++++ RECORDS PROVIDED ++++

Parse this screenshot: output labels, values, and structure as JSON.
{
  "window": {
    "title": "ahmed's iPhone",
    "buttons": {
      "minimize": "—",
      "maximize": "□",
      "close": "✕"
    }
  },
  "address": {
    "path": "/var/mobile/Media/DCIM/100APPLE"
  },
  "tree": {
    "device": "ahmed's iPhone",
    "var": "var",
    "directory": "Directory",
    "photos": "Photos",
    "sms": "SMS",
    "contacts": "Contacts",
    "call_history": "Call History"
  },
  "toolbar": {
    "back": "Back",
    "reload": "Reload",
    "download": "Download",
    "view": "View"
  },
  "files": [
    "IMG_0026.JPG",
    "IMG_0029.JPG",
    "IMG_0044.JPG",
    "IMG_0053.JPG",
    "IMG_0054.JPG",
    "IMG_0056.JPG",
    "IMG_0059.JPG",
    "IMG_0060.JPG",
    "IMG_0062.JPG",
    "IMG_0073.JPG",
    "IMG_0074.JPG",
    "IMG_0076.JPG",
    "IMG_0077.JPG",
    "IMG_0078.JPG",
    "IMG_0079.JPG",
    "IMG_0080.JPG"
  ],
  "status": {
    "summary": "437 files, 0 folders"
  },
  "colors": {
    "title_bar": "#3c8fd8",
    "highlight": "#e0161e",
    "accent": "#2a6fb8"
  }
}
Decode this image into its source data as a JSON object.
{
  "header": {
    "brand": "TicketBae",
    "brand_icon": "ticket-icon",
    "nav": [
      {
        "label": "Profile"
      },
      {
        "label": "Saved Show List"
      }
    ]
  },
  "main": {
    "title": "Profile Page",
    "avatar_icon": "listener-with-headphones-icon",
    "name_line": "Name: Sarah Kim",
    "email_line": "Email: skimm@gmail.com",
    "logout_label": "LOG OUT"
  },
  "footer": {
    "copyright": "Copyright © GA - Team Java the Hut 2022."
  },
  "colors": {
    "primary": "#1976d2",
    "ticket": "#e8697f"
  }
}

++++

TO DO: Each line in the listing above that contains "this" should be copied.

WRITTEN ANSWER:
Parse this screenshot: output labels, values, and structure as JSON.
Decode this image into its source data as a JSON object.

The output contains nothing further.